(A run of records)

— BEGIN —

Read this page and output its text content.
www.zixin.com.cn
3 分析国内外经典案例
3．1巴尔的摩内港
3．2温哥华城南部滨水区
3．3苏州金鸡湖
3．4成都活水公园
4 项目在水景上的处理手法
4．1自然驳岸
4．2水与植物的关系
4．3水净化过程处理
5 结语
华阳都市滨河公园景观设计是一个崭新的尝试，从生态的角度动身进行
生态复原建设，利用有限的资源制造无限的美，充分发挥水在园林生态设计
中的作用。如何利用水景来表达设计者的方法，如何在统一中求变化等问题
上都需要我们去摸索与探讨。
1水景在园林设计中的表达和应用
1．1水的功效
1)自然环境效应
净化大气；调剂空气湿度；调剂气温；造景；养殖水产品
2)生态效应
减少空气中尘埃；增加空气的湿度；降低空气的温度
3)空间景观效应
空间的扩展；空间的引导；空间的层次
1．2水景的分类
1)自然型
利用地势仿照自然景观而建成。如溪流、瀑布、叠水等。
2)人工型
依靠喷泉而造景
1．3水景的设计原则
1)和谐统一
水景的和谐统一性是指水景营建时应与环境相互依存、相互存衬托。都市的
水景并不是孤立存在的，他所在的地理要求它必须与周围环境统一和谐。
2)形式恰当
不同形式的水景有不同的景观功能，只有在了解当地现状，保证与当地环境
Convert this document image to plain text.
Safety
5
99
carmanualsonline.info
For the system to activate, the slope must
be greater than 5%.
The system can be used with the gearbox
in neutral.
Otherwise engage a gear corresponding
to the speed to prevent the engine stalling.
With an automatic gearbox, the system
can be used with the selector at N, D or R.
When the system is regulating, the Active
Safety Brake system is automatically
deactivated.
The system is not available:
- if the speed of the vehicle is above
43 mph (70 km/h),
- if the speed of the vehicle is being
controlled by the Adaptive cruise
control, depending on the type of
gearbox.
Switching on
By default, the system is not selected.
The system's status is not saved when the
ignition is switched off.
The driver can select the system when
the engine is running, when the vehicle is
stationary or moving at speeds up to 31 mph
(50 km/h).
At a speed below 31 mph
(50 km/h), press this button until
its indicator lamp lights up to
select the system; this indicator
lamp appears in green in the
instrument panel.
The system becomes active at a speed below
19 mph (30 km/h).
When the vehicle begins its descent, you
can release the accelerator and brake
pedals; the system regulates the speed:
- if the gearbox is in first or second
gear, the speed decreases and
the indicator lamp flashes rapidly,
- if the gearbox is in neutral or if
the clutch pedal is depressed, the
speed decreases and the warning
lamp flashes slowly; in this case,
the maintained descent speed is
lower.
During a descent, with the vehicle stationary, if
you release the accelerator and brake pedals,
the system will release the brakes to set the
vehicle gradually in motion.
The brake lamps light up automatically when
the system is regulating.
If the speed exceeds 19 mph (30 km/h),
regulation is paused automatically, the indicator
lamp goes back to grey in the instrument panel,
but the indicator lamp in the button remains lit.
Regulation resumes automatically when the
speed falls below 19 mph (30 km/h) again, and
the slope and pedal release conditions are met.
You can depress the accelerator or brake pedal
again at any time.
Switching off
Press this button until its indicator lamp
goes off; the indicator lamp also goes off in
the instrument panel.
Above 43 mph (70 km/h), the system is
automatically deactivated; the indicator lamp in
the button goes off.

— END —

Extract each entry in full, exactly as given.

__SOLUTION TO THIS EXERCISE__:
Read this page and output its text content.
www.zixin.com.cn
3 分析国内外经典案例
3．1巴尔的摩内港
3．2温哥华城南部滨水区
3．3苏州金鸡湖
3．4成都活水公园
4 项目在水景上的处理手法
4．1自然驳岸
4．2水与植物的关系
4．3水净化过程处理
5 结语
华阳都市滨河公园景观设计是一个崭新的尝试，从生态的角度动身进行
生态复原建设，利用有限的资源制造无限的美，充分发挥水在园林生态设计
中的作用。如何利用水景来表达设计者的方法，如何在统一中求变化等问题
上都需要我们去摸索与探讨。
1水景在园林设计中的表达和应用
1．1水的功效
1)自然环境效应
净化大气；调剂空气湿度；调剂气温；造景；养殖水产品
2)生态效应
减少空气中尘埃；增加空气的湿度；降低空气的温度
3)空间景观效应
空间的扩展；空间的引导；空间的层次
1．2水景的分类
1)自然型
利用地势仿照自然景观而建成。如溪流、瀑布、叠水等。
2)人工型
依靠喷泉而造景
1．3水景的设计原则
1)和谐统一
水景的和谐统一性是指水景营建时应与环境相互依存、相互存衬托。都市的
水景并不是孤立存在的，他所在的地理要求它必须与周围环境统一和谐。
2)形式恰当
不同形式的水景有不同的景观功能，只有在了解当地现状，保证与当地环境
Convert this document image to plain text.
Safety
5
99
carmanualsonline.info
For the system to activate, the slope must
be greater than 5%.
The system can be used with the gearbox
in neutral.
Otherwise engage a gear corresponding
to the speed to prevent the engine stalling.
With an automatic gearbox, the system
can be used with the selector at N, D or R.
When the system is regulating, the Active
Safety Brake system is automatically
deactivated.
The system is not available:
- if the speed of the vehicle is above
43 mph (70 km/h),
- if the speed of the vehicle is being
controlled by the Adaptive cruise
control, depending on the type of
gearbox.
Switching on
By default, the system is not selected.
The system's status is not saved when the
ignition is switched off.
The driver can select the system when
the engine is running, when the vehicle is
stationary or moving at speeds up to 31 mph
(50 km/h).
At a speed below 31 mph
(50 km/h), press this button until
its indicator lamp lights up to
select the system; this indicator
lamp appears in green in the
instrument panel.
The system becomes active at a speed below
19 mph (30 km/h).
When the vehicle begins its descent, you
can release the accelerator and brake
pedals; the system regulates the speed:
- if the gearbox is in first or second
gear, the speed decreases and
the indicator lamp flashes rapidly,
- if the gearbox is in neutral or if
the clutch pedal is depressed, the
speed decreases and the warning
lamp flashes slowly; in this case,
the maintained descent speed is
lower.
During a descent, with the vehicle stationary, if
you release the accelerator and brake pedals,
the system will release the brakes to set the
vehicle gradually in motion.
The brake lamps light up automatically when
the system is regulating.
If the speed exceeds 19 mph (30 km/h),
regulation is paused automatically, the indicator
lamp goes back to grey in the instrument panel,
but the indicator lamp in the button remains lit.
Regulation resumes automatically when the
speed falls below 19 mph (30 km/h) again, and
the slope and pedal release conditions are met.
You can depress the accelerator or brake pedal
again at any time.
Switching off
Press this button until its indicator lamp
goes off; the indicator lamp also goes off in
the instrument panel.
Above 43 mph (70 km/h), the system is
automatically deactivated; the indicator lamp in
the button goes off.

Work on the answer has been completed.